>> start Excerpted records

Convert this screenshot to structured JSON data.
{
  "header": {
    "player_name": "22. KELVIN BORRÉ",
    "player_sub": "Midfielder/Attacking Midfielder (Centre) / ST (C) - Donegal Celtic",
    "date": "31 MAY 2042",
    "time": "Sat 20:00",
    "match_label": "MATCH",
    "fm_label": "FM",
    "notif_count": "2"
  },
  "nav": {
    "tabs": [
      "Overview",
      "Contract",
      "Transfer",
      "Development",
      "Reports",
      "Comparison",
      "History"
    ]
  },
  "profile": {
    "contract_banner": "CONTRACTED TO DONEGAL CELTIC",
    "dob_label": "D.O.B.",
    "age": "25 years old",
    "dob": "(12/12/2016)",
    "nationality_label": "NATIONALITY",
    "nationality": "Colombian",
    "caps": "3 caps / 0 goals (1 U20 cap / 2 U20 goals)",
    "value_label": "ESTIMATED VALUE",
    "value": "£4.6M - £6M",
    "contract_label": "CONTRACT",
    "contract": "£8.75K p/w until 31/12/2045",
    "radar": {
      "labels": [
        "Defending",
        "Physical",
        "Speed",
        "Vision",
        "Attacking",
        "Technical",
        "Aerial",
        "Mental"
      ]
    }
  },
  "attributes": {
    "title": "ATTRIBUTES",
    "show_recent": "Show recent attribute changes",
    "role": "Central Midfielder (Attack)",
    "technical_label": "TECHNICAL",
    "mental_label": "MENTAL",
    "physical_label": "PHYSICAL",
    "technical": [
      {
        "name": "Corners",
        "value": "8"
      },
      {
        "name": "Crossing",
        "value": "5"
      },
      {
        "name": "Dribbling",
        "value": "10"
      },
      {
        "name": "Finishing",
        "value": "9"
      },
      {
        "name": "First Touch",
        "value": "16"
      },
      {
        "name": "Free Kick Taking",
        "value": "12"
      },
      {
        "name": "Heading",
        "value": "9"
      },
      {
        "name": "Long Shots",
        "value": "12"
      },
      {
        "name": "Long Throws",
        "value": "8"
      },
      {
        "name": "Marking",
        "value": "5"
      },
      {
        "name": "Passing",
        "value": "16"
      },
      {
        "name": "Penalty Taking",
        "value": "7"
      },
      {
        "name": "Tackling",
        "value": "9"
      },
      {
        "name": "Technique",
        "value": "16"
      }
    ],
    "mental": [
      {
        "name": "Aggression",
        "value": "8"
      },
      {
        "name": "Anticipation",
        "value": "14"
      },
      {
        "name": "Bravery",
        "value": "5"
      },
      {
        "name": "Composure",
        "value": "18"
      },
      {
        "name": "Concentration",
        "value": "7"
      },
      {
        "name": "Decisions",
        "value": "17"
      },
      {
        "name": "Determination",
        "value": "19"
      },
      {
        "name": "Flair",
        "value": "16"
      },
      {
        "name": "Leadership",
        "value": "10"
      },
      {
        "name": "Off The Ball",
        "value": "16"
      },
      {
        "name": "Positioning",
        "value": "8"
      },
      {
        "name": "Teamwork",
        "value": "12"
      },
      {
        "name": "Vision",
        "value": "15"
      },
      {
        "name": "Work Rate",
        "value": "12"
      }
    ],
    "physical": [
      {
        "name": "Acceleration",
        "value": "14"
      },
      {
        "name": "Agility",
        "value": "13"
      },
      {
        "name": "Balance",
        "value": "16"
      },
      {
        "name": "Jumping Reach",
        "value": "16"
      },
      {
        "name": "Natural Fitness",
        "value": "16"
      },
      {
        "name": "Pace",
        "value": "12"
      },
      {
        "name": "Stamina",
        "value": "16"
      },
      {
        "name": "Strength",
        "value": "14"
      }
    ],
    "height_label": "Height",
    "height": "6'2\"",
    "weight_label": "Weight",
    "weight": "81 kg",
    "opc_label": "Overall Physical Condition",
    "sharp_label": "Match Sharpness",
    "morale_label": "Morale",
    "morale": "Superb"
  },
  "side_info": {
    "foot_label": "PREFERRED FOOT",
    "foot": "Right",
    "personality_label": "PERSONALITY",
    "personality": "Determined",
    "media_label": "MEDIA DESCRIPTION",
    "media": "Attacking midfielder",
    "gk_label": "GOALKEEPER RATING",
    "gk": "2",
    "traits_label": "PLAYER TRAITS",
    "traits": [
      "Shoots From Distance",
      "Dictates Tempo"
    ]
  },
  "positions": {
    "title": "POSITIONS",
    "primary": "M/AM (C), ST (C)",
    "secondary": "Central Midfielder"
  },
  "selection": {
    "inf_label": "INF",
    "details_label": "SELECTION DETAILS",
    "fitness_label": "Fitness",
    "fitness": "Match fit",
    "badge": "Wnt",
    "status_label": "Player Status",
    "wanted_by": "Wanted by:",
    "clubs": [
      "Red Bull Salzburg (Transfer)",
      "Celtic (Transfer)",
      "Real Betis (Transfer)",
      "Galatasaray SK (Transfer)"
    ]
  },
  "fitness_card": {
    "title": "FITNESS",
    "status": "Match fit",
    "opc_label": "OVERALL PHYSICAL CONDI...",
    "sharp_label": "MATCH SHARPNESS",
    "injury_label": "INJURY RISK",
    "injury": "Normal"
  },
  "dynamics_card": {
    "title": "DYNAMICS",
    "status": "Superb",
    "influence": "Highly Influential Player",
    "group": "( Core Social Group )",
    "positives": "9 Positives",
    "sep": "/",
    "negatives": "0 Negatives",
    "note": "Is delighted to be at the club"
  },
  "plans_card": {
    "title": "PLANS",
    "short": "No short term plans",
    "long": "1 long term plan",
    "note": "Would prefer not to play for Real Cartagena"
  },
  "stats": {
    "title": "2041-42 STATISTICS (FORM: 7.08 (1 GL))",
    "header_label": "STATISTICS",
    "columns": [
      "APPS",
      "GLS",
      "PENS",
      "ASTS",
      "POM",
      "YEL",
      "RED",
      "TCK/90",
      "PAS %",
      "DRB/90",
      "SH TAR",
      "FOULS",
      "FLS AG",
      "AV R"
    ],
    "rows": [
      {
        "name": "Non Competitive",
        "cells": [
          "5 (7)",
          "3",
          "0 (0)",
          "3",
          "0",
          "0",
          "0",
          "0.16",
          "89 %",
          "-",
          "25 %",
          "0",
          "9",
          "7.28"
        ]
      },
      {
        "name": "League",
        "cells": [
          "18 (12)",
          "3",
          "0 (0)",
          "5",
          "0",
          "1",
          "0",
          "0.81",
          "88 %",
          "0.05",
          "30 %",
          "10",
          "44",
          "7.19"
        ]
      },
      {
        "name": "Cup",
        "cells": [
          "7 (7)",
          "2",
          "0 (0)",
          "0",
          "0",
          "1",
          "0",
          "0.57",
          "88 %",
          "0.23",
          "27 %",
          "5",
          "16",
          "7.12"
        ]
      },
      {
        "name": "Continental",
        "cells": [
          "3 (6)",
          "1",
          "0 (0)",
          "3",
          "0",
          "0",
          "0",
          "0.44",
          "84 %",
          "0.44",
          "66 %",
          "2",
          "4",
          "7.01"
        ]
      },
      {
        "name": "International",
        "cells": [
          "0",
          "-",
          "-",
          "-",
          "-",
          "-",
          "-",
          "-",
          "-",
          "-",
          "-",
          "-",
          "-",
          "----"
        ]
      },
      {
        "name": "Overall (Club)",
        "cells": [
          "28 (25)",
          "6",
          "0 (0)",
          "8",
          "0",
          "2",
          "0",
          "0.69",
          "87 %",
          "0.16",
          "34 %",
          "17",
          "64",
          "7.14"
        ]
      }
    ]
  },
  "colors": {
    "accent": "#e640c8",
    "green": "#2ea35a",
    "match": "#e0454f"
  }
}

>> end Excerpted records

Exercise: Gather all lines of the records that include the word "STATISTICS".

Output below:
    "title": "2041-42 STATISTICS (FORM: 7.08 (1 GL))",
    "header_label": "STATISTICS",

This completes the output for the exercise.